Instructions for the task>
The entries below contain pictures. Retype everything except those pictures, exactly as given.
## begin
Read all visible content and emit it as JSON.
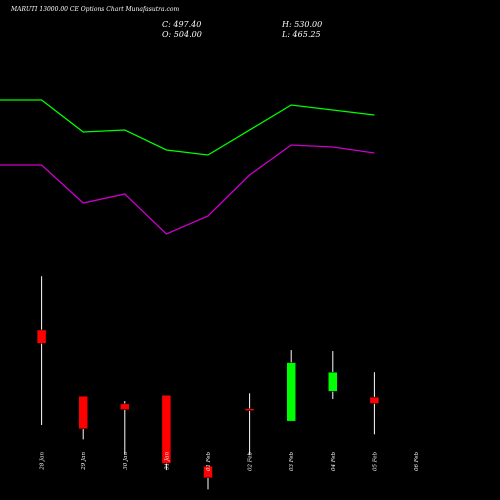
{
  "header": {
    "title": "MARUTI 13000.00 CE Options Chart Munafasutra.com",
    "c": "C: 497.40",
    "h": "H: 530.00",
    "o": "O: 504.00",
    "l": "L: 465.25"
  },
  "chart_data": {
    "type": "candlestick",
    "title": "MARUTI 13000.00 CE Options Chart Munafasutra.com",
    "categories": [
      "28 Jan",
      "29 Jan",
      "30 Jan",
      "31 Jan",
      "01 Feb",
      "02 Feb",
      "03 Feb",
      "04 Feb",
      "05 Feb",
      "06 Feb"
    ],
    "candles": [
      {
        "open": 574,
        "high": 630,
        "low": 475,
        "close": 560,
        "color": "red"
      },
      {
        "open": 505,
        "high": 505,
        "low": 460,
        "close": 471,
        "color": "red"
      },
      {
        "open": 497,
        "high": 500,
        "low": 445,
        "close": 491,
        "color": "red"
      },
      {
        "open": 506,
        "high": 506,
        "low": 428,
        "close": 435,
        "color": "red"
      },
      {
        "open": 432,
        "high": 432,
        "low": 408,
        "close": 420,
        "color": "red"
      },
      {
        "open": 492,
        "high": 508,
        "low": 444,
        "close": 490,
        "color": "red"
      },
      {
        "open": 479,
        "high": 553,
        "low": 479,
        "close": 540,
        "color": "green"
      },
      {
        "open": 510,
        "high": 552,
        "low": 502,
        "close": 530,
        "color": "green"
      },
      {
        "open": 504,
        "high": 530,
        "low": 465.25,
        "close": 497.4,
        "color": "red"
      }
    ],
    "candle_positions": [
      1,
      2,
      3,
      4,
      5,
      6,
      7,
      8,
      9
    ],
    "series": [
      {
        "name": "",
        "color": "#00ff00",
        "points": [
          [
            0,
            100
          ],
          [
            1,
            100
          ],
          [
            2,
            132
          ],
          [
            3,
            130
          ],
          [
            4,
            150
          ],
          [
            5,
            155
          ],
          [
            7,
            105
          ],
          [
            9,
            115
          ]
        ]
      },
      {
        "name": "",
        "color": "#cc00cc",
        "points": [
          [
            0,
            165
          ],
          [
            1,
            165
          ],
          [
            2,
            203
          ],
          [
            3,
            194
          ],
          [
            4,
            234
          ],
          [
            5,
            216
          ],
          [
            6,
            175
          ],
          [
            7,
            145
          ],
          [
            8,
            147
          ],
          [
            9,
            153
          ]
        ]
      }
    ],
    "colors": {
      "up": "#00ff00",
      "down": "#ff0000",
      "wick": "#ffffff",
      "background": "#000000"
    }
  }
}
## end
Exercise response>
Read all visible content and emit it as JSON.
{
  "header": {
    "title": "MARUTI 13000.00 CE Options Chart Munafasutra.com",
    "c": "C: 497.40",
    "h": "H: 530.00",
    "o": "O: 504.00",
    "l": "L: 465.25"
  },
  "chart_data": {
    "type": "candlestick",
    "title": "MARUTI 13000.00 CE Options Chart Munafasutra.com",
    "categories": [
      "28 Jan",
      "29 Jan",
      "30 Jan",
      "31 Jan",
      "01 Feb",
      "02 Feb",
      "03 Feb",
      "04 Feb",
      "05 Feb",
      "06 Feb"
    ],
    "candles": [
      {
        "open": 574,
        "high": 630,
        "low": 475,
        "close": 560,
        "color": "red"
      },
      {
        "open": 505,
        "high": 505,
        "low": 460,
        "close": 471,
        "color": "red"
      },
      {
        "open": 497,
        "high": 500,
        "low": 445,
        "close": 491,
        "color": "red"
      },
      {
        "open": 506,
        "high": 506,
        "low": 428,
        "close": 435,
        "color": "red"
      },
      {
        "open": 432,
        "high": 432,
        "low": 408,
        "close": 420,
        "color": "red"
      },
      {
        "open": 492,
        "high": 508,
        "low": 444,
        "close": 490,
        "color": "red"
      },
      {
        "open": 479,
        "high": 553,
        "low": 479,
        "close": 540,
        "color": "green"
      },
      {
        "open": 510,
        "high": 552,
        "low": 502,
        "close": 530,
        "color": "green"
      },
      {
        "open": 504,
        "high": 530,
        "low": 465.25,
        "close": 497.4,
        "color": "red"
      }
    ],
    "candle_positions": [
      1,
      2,
      3,
      4,
      5,
      6,
      7,
      8,
      9
    ],
    "series": [
      {
        "name": "",
        "color": "#00ff00",
        "points": [
          [
            0,
            100
          ],
          [
            1,
            100
          ],
          [
            2,
            132
          ],
          [
            3,
            130
          ],
          [
            4,
            150
          ],
          [
            5,
            155
          ],
          [
            7,
            105
          ],
          [
            9,
            115
          ]
        ]
      },
      {
        "name": "",
        "color": "#cc00cc",
        "points": [
          [
            0,
            165
          ],
          [
            1,
            165
          ],
          [
            2,
            203
          ],
          [
            3,
            194
          ],
          [
            4,
            234
          ],
          [
            5,
            216
          ],
          [
            6,
            175
          ],
          [
            7,
            145
          ],
          [
            8,
            147
          ],
          [
            9,
            153
          ]
        ]
      }
    ],
    "colors": {
      "up": "#00ff00",
      "down": "#ff0000",
      "wick": "#ffffff",
      "background": "#000000"
    }
  }
}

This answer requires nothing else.